Write out the full set of records exactly. Any pictures in them do not belong in the copy.

[Data records]
>> begin

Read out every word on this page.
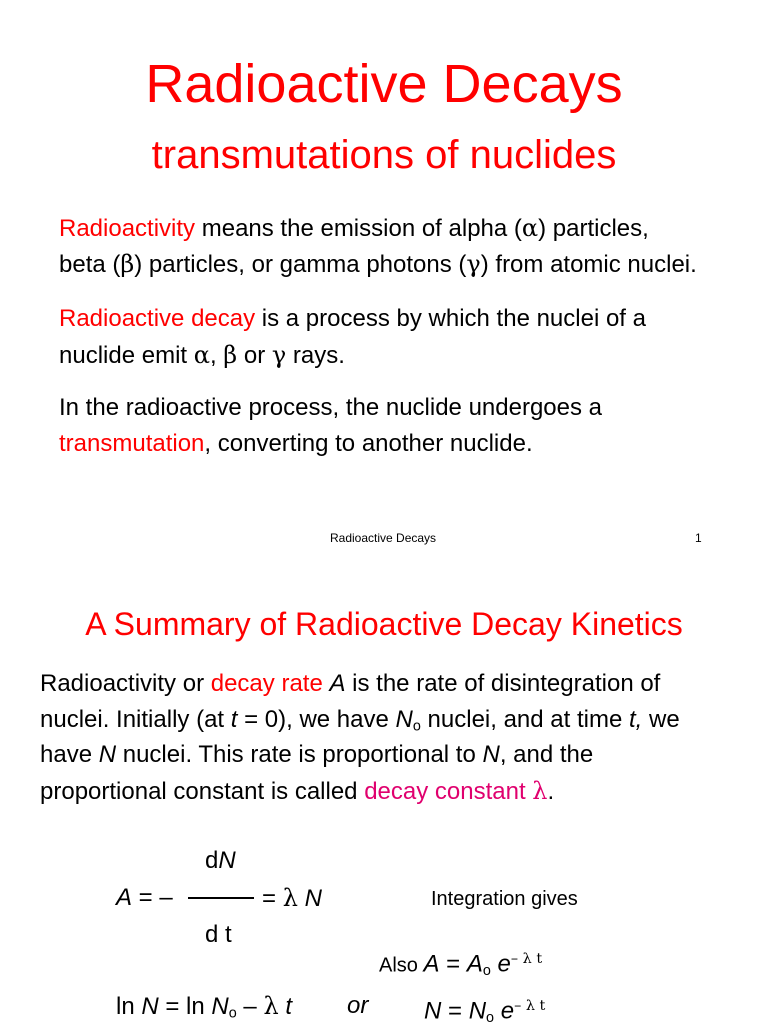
Radioactive Decays
transmutations of nuclides

Radioactivity means the emission of alpha (α) particles,

beta (β) particles, or gamma photons (γ) from atomic nuclei.

Radioactive decay is a process by which the nuclei of a

nuclide emit α, β or γ rays.

In the radioactive process, the nuclide undergoes a

transmutation, converting to another nuclide.

Radioactive Decays	1
A Summary of Radioactive Decay Kinetics

Radioactivity or decay rate A is the rate of disintegration of

nuclei. Initially (at t = 0), we have $N_o$ nuclei, and at time t, we

have N nuclei. This rate is proportional to N, and the

proportional constant is called decay constant λ.

dN
A = –	= λ N
d t
Integration gives
Also $A = A_o$ $e^{- \lambda t}$
$\ln N = \ln N_o - \lambda$ t or $N = N_o$ $e^{- \lambda t}$
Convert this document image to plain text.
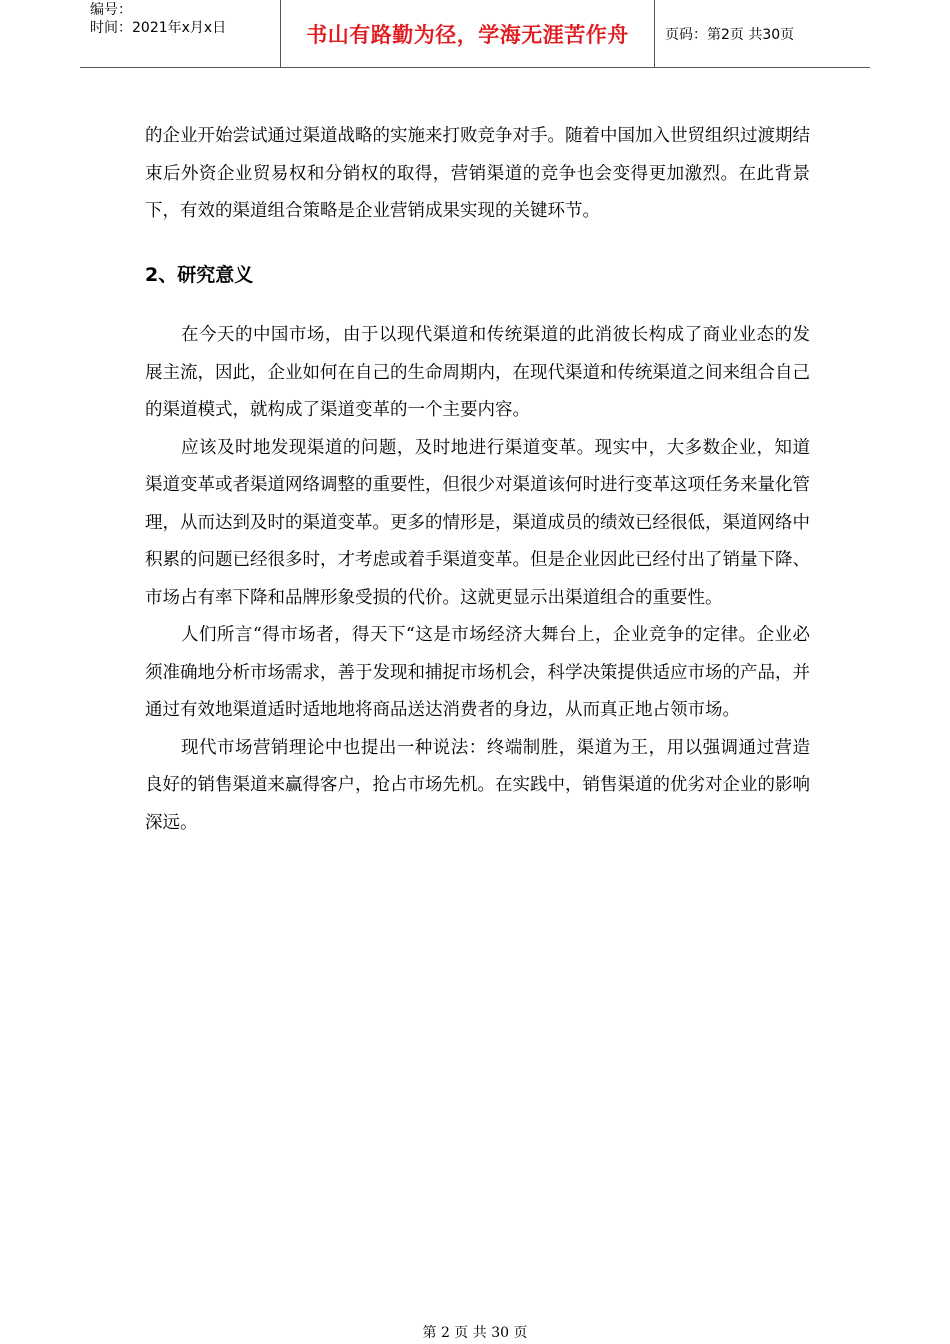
编号：
时间：2021年x月x日	书山有路勤为径，学海无涯苦作舟	页码：第2页 共30页

的企业开始尝试通过渠道战略的实施来打败竞争对手。随着中国加入世贸组织过渡期结束后外资企业贸易权和分销权的取得，营销渠道的竞争也会变得更加激烈。在此背景下，有效的渠道组合策略是企业营销成果实现的关键环节。

2、研究意义

在今天的中国市场，由于以现代渠道和传统渠道的此消彼长构成了商业业态的发展主流，因此，企业如何在自己的生命周期内，在现代渠道和传统渠道之间来组合自己的渠道模式，就构成了渠道变革的一个主要内容。

应该及时地发现渠道的问题，及时地进行渠道变革。现实中，大多数企业，知道渠道变革或者渠道网络调整的重要性，但很少对渠道该何时进行变革这项任务来量化管理，从而达到及时的渠道变革。更多的情形是，渠道成员的绩效已经很低，渠道网络中积累的问题已经很多时，才考虑或着手渠道变革。但是企业因此已经付出了销量下降、市场占有率下降和品牌形象受损的代价。这就更显示出渠道组合的重要性。

人们所言“得市场者，得天下“这是市场经济大舞台上，企业竞争的定律。企业必须准确地分析市场需求，善于发现和捕捉市场机会，科学决策提供适应市场的产品，并通过有效地渠道适时适地地将商品送达消费者的身边，从而真正地占领市场。

现代市场营销理论中也提出一种说法：终端制胜，渠道为王，用以强调通过营造良好的销售渠道来赢得客户，抢占市场先机。在实践中，销售渠道的优劣对企业的影响深远。

第 2 页 共 30 页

>> end

▸ Exercise result
Read out every word on this page.
Radioactive Decays
transmutations of nuclides

Radioactivity means the emission of alpha (α) particles,

beta (β) particles, or gamma photons (γ) from atomic nuclei.

Radioactive decay is a process by which the nuclei of a

nuclide emit α, β or γ rays.

In the radioactive process, the nuclide undergoes a

transmutation, converting to another nuclide.

Radioactive Decays	1
A Summary of Radioactive Decay Kinetics

Radioactivity or decay rate A is the rate of disintegration of

nuclei. Initially (at t = 0), we have $N_o$ nuclei, and at time t, we

have N nuclei. This rate is proportional to N, and the

proportional constant is called decay constant λ.

dN
A = –	= λ N
d t
Integration gives
Also $A = A_o$ $e^{- \lambda t}$
$\ln N = \ln N_o - \lambda$ t or $N = N_o$ $e^{- \lambda t}$
Convert this document image to plain text.
编号：
时间：2021年x月x日	书山有路勤为径，学海无涯苦作舟	页码：第2页 共30页

的企业开始尝试通过渠道战略的实施来打败竞争对手。随着中国加入世贸组织过渡期结束后外资企业贸易权和分销权的取得，营销渠道的竞争也会变得更加激烈。在此背景下，有效的渠道组合策略是企业营销成果实现的关键环节。

2、研究意义

在今天的中国市场，由于以现代渠道和传统渠道的此消彼长构成了商业业态的发展主流，因此，企业如何在自己的生命周期内，在现代渠道和传统渠道之间来组合自己的渠道模式，就构成了渠道变革的一个主要内容。

应该及时地发现渠道的问题，及时地进行渠道变革。现实中，大多数企业，知道渠道变革或者渠道网络调整的重要性，但很少对渠道该何时进行变革这项任务来量化管理，从而达到及时的渠道变革。更多的情形是，渠道成员的绩效已经很低，渠道网络中积累的问题已经很多时，才考虑或着手渠道变革。但是企业因此已经付出了销量下降、市场占有率下降和品牌形象受损的代价。这就更显示出渠道组合的重要性。

人们所言“得市场者，得天下“这是市场经济大舞台上，企业竞争的定律。企业必须准确地分析市场需求，善于发现和捕捉市场机会，科学决策提供适应市场的产品，并通过有效地渠道适时适地地将商品送达消费者的身边，从而真正地占领市场。

现代市场营销理论中也提出一种说法：终端制胜，渠道为王，用以强调通过营造良好的销售渠道来赢得客户，抢占市场先机。在实践中，销售渠道的优劣对企业的影响深远。

第 2 页 共 30 页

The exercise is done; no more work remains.